• PROBLEM DETAILS
Make an exact copy of all the records.

• EXERCISE INPUT
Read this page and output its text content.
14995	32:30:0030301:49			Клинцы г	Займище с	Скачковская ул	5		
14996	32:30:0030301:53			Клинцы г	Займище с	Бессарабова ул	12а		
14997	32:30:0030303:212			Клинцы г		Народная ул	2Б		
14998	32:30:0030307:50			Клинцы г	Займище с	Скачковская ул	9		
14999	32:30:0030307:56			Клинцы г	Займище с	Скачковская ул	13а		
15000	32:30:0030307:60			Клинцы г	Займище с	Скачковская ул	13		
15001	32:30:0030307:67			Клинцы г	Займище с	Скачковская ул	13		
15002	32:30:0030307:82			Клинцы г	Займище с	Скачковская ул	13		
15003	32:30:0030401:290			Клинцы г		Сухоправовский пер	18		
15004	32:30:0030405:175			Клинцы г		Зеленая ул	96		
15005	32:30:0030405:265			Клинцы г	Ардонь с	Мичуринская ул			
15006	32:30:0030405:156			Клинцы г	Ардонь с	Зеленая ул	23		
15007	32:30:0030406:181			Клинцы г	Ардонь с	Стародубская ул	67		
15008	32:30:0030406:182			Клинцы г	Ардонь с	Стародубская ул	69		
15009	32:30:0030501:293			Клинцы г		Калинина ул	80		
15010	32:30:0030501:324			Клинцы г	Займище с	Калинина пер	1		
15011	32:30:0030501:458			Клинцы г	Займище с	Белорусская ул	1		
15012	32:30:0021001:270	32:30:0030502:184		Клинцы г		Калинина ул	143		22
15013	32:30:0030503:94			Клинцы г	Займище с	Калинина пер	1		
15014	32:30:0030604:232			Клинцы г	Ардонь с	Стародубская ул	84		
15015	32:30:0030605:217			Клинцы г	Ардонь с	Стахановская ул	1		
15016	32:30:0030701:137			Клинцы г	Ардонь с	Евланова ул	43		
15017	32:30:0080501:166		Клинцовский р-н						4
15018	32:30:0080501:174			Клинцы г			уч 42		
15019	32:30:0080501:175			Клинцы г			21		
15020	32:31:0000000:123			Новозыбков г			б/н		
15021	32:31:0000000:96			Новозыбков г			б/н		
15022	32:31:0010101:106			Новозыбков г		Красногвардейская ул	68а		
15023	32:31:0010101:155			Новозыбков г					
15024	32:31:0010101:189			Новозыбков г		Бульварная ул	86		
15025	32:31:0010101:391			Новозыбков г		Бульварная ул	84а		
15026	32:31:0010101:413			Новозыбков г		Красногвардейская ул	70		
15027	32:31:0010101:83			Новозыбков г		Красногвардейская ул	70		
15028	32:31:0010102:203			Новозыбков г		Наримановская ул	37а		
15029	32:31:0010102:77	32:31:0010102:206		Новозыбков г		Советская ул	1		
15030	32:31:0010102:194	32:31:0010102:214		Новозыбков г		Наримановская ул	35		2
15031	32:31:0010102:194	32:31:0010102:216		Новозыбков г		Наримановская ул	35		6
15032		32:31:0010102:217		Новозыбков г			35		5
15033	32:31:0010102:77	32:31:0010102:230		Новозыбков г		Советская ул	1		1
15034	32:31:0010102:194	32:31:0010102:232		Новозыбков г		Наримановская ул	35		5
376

• SOLVED PROBLEM
Read this page and output its text content.
14995	32:30:0030301:49			Клинцы г	Займище с	Скачковская ул	5		
14996	32:30:0030301:53			Клинцы г	Займище с	Бессарабова ул	12а		
14997	32:30:0030303:212			Клинцы г		Народная ул	2Б		
14998	32:30:0030307:50			Клинцы г	Займище с	Скачковская ул	9		
14999	32:30:0030307:56			Клинцы г	Займище с	Скачковская ул	13а		
15000	32:30:0030307:60			Клинцы г	Займище с	Скачковская ул	13		
15001	32:30:0030307:67			Клинцы г	Займище с	Скачковская ул	13		
15002	32:30:0030307:82			Клинцы г	Займище с	Скачковская ул	13		
15003	32:30:0030401:290			Клинцы г		Сухоправовский пер	18		
15004	32:30:0030405:175			Клинцы г		Зеленая ул	96		
15005	32:30:0030405:265			Клинцы г	Ардонь с	Мичуринская ул			
15006	32:30:0030405:156			Клинцы г	Ардонь с	Зеленая ул	23		
15007	32:30:0030406:181			Клинцы г	Ардонь с	Стародубская ул	67		
15008	32:30:0030406:182			Клинцы г	Ардонь с	Стародубская ул	69		
15009	32:30:0030501:293			Клинцы г		Калинина ул	80		
15010	32:30:0030501:324			Клинцы г	Займище с	Калинина пер	1		
15011	32:30:0030501:458			Клинцы г	Займище с	Белорусская ул	1		
15012	32:30:0021001:270	32:30:0030502:184		Клинцы г		Калинина ул	143		22
15013	32:30:0030503:94			Клинцы г	Займище с	Калинина пер	1		
15014	32:30:0030604:232			Клинцы г	Ардонь с	Стародубская ул	84		
15015	32:30:0030605:217			Клинцы г	Ардонь с	Стахановская ул	1		
15016	32:30:0030701:137			Клинцы г	Ардонь с	Евланова ул	43		
15017	32:30:0080501:166		Клинцовский р-н						4
15018	32:30:0080501:174			Клинцы г			уч 42		
15019	32:30:0080501:175			Клинцы г			21		
15020	32:31:0000000:123			Новозыбков г			б/н		
15021	32:31:0000000:96			Новозыбков г			б/н		
15022	32:31:0010101:106			Новозыбков г		Красногвардейская ул	68а		
15023	32:31:0010101:155			Новозыбков г					
15024	32:31:0010101:189			Новозыбков г		Бульварная ул	86		
15025	32:31:0010101:391			Новозыбков г		Бульварная ул	84а		
15026	32:31:0010101:413			Новозыбков г		Красногвардейская ул	70		
15027	32:31:0010101:83			Новозыбков г		Красногвардейская ул	70		
15028	32:31:0010102:203			Новозыбков г		Наримановская ул	37а		
15029	32:31:0010102:77	32:31:0010102:206		Новозыбков г		Советская ул	1		
15030	32:31:0010102:194	32:31:0010102:214		Новозыбков г		Наримановская ул	35		2
15031	32:31:0010102:194	32:31:0010102:216		Новозыбков г		Наримановская ул	35		6
15032		32:31:0010102:217		Новозыбков г			35		5
15033	32:31:0010102:77	32:31:0010102:230		Новозыбков г		Советская ул	1		1
15034	32:31:0010102:194	32:31:0010102:232		Новозыбков г		Наримановская ул	35		5
376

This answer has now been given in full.